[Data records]
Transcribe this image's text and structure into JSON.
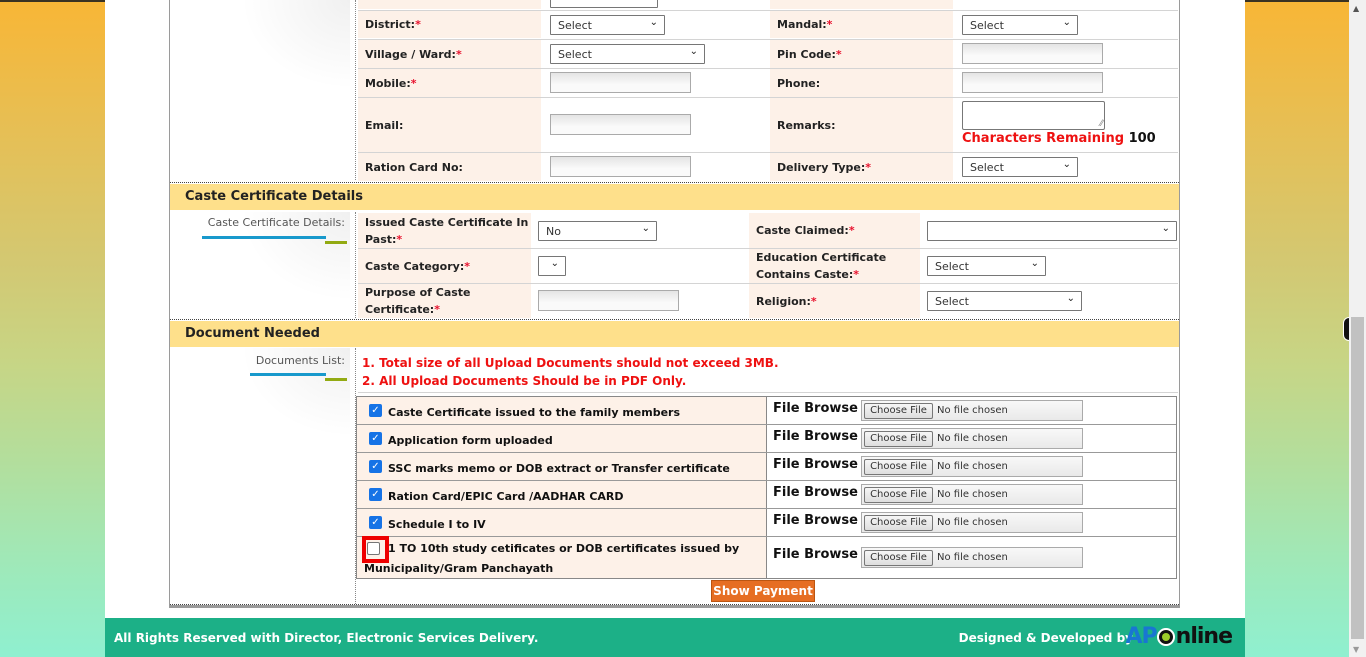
{
  "address": {
    "district": {
      "label": "District:",
      "required": "*",
      "value": "Select"
    },
    "mandal": {
      "label": "Mandal:",
      "required": "*",
      "value": "Select"
    },
    "village": {
      "label": "Village / Ward:",
      "required": "*",
      "value": "Select"
    },
    "pincode": {
      "label": "Pin Code:",
      "required": "*",
      "value": ""
    },
    "mobile": {
      "label": "Mobile:",
      "required": "*",
      "value": ""
    },
    "phone": {
      "label": "Phone:",
      "value": ""
    },
    "email": {
      "label": "Email:",
      "value": ""
    },
    "remarks": {
      "label": "Remarks:",
      "value": "",
      "chars_label": "Characters Remaining",
      "chars_count": "100"
    },
    "ration": {
      "label": "Ration Card No:",
      "value": ""
    },
    "delivery": {
      "label": "Delivery Type:",
      "required": "*",
      "value": "Select"
    }
  },
  "caste": {
    "title": "Caste Certificate Details",
    "side_label": "Caste Certificate Details:",
    "issued_past": {
      "label_line1": "Issued Caste Certificate In",
      "label_line2": "Past:",
      "required": "*",
      "value": "No"
    },
    "caste_claimed": {
      "label": "Caste Claimed:",
      "required": "*",
      "value": ""
    },
    "caste_category": {
      "label": "Caste Category:",
      "required": "*",
      "value": ""
    },
    "edu_cert": {
      "label_line1": "Education Certificate",
      "label_line2": "Contains Caste:",
      "required": "*",
      "value": "Select"
    },
    "purpose": {
      "label_line1": "Purpose of Caste",
      "label_line2": "Certificate:",
      "required": "*",
      "value": ""
    },
    "religion": {
      "label": "Religion:",
      "required": "*",
      "value": "Select"
    }
  },
  "documents": {
    "title": "Document Needed",
    "side_label": "Documents List:",
    "notes": [
      "1. Total size of all Upload Documents should not exceed 3MB.",
      "2. All Upload Documents Should be in PDF Only."
    ],
    "file_label": "File Browse :",
    "choose_label": "Choose File",
    "no_file": "No file chosen",
    "items": [
      {
        "label": "Caste Certificate issued to the family members",
        "checked": true
      },
      {
        "label": "Application form uploaded",
        "checked": true
      },
      {
        "label": "SSC marks memo or DOB extract or Transfer certificate",
        "checked": true
      },
      {
        "label": "Ration Card/EPIC Card /AADHAR CARD",
        "checked": true
      },
      {
        "label": "Schedule I to IV",
        "checked": true
      },
      {
        "label": "1 TO 10th study cetificates or DOB certificates issued by",
        "label_line2": "Municipality/Gram Panchayath",
        "checked": false
      }
    ]
  },
  "actions": {
    "show_payment": "Show Payment"
  },
  "footer": {
    "rights": "All Rights Reserved with Director, Electronic Services Delivery.",
    "designed": "Designed & Developed by",
    "logo_ap": "AP",
    "logo_online": "nline"
  },
  "icons": {
    "check": "✓",
    "chevron": "⌄",
    "resize_grip": "⁄⁄",
    "scroll_up": "▲",
    "scroll_down": "▼"
  }
}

STATED EXERCISE - Repeat every record above exactly, but leave out any pictures.

COMPLETED TASK -
Transcribe this image's text and structure into JSON.
{
  "address": {
    "district": {
      "label": "District:",
      "required": "*",
      "value": "Select"
    },
    "mandal": {
      "label": "Mandal:",
      "required": "*",
      "value": "Select"
    },
    "village": {
      "label": "Village / Ward:",
      "required": "*",
      "value": "Select"
    },
    "pincode": {
      "label": "Pin Code:",
      "required": "*",
      "value": ""
    },
    "mobile": {
      "label": "Mobile:",
      "required": "*",
      "value": ""
    },
    "phone": {
      "label": "Phone:",
      "value": ""
    },
    "email": {
      "label": "Email:",
      "value": ""
    },
    "remarks": {
      "label": "Remarks:",
      "value": "",
      "chars_label": "Characters Remaining",
      "chars_count": "100"
    },
    "ration": {
      "label": "Ration Card No:",
      "value": ""
    },
    "delivery": {
      "label": "Delivery Type:",
      "required": "*",
      "value": "Select"
    }
  },
  "caste": {
    "title": "Caste Certificate Details",
    "side_label": "Caste Certificate Details:",
    "issued_past": {
      "label_line1": "Issued Caste Certificate In",
      "label_line2": "Past:",
      "required": "*",
      "value": "No"
    },
    "caste_claimed": {
      "label": "Caste Claimed:",
      "required": "*",
      "value": ""
    },
    "caste_category": {
      "label": "Caste Category:",
      "required": "*",
      "value": ""
    },
    "edu_cert": {
      "label_line1": "Education Certificate",
      "label_line2": "Contains Caste:",
      "required": "*",
      "value": "Select"
    },
    "purpose": {
      "label_line1": "Purpose of Caste",
      "label_line2": "Certificate:",
      "required": "*",
      "value": ""
    },
    "religion": {
      "label": "Religion:",
      "required": "*",
      "value": "Select"
    }
  },
  "documents": {
    "title": "Document Needed",
    "side_label": "Documents List:",
    "notes": [
      "1. Total size of all Upload Documents should not exceed 3MB.",
      "2. All Upload Documents Should be in PDF Only."
    ],
    "file_label": "File Browse :",
    "choose_label": "Choose File",
    "no_file": "No file chosen",
    "items": [
      {
        "label": "Caste Certificate issued to the family members",
        "checked": true
      },
      {
        "label": "Application form uploaded",
        "checked": true
      },
      {
        "label": "SSC marks memo or DOB extract or Transfer certificate",
        "checked": true
      },
      {
        "label": "Ration Card/EPIC Card /AADHAR CARD",
        "checked": true
      },
      {
        "label": "Schedule I to IV",
        "checked": true
      },
      {
        "label": "1 TO 10th study cetificates or DOB certificates issued by",
        "label_line2": "Municipality/Gram Panchayath",
        "checked": false
      }
    ]
  },
  "actions": {
    "show_payment": "Show Payment"
  },
  "footer": {
    "rights": "All Rights Reserved with Director, Electronic Services Delivery.",
    "designed": "Designed & Developed by",
    "logo_ap": "AP",
    "logo_online": "nline"
  },
  "icons": {
    "check": "✓",
    "chevron": "⌄",
    "resize_grip": "⁄⁄",
    "scroll_up": "▲",
    "scroll_down": "▼"
  }
}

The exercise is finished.